*Goal*
Set down exactly the lines running from the line with "Read out every word on this page." to the end of the listing below, both ends included.

*Material shown*
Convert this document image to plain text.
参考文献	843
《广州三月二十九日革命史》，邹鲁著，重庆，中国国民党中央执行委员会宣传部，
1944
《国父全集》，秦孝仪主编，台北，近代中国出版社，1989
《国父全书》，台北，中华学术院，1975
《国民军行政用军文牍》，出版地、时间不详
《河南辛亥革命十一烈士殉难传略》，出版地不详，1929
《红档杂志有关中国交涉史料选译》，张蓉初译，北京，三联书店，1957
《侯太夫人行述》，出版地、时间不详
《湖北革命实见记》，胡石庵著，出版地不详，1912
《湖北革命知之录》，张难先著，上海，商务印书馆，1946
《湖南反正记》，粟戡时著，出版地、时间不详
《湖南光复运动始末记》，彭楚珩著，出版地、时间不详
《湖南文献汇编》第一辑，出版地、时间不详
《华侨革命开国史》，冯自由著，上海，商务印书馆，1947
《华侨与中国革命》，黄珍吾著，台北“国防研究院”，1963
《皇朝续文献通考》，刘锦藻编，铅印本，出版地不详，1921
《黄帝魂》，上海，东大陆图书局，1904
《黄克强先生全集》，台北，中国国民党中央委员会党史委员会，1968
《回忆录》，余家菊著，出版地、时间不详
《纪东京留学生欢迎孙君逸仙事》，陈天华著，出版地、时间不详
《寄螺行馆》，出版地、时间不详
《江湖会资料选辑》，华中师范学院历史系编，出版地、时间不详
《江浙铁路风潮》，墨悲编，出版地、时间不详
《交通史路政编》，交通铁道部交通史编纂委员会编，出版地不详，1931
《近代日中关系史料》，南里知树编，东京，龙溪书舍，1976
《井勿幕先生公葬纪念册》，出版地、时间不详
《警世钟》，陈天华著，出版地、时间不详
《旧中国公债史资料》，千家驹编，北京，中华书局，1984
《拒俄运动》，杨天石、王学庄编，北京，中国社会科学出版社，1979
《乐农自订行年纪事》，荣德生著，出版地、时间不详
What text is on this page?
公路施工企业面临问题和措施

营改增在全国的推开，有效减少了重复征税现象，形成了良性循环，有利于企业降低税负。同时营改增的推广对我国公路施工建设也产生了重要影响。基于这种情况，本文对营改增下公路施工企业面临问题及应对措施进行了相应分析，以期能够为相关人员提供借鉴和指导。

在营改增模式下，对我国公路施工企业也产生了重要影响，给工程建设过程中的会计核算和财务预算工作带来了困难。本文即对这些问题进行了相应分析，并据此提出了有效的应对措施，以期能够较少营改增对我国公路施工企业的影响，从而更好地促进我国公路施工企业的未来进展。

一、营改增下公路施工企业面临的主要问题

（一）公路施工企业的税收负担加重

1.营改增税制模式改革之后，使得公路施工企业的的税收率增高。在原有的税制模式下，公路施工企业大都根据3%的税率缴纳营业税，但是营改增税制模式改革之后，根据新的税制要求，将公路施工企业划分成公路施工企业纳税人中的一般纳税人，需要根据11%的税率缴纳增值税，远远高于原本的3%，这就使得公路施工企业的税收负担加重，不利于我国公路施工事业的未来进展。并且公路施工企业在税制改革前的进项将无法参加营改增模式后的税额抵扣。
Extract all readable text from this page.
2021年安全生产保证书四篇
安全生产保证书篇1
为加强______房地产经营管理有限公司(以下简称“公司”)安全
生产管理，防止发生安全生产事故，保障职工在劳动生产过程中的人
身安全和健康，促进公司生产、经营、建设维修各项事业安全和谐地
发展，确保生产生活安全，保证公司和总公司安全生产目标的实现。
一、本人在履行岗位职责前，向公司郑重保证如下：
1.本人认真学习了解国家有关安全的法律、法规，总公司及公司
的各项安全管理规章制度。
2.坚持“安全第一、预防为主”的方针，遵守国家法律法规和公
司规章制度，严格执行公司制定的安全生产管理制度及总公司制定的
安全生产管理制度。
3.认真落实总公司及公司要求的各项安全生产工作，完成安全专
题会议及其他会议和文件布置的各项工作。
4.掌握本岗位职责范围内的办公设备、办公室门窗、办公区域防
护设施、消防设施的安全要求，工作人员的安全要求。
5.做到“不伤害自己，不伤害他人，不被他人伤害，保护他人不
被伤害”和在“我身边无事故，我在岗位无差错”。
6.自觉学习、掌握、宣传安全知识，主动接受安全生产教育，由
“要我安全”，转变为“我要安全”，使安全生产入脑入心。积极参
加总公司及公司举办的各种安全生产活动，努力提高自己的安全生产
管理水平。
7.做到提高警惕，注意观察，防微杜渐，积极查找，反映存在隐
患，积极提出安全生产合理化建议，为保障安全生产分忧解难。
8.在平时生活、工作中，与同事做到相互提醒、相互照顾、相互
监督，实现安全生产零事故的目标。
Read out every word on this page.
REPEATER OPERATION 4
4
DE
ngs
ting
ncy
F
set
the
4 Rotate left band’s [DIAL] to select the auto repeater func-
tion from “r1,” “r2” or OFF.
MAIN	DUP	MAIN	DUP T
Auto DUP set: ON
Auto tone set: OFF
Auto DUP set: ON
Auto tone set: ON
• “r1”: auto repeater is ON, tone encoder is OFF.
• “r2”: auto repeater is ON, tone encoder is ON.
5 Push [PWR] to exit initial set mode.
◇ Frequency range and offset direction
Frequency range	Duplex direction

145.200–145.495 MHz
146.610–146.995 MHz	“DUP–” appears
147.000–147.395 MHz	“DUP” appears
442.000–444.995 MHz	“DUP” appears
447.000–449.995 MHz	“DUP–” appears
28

*Solution*
Read out every word on this page.
REPEATER OPERATION 4
4
DE
ngs
ting
ncy
F
set
the
4 Rotate left band’s [DIAL] to select the auto repeater func-
tion from “r1,” “r2” or OFF.
MAIN	DUP	MAIN	DUP T
Auto DUP set: ON
Auto tone set: OFF
Auto DUP set: ON
Auto tone set: ON
• “r1”: auto repeater is ON, tone encoder is OFF.
• “r2”: auto repeater is ON, tone encoder is ON.
5 Push [PWR] to exit initial set mode.
◇ Frequency range and offset direction
Frequency range	Duplex direction

145.200–145.495 MHz
146.610–146.995 MHz	“DUP–” appears
147.000–147.395 MHz	“DUP” appears
442.000–444.995 MHz	“DUP” appears
447.000–449.995 MHz	“DUP–” appears
28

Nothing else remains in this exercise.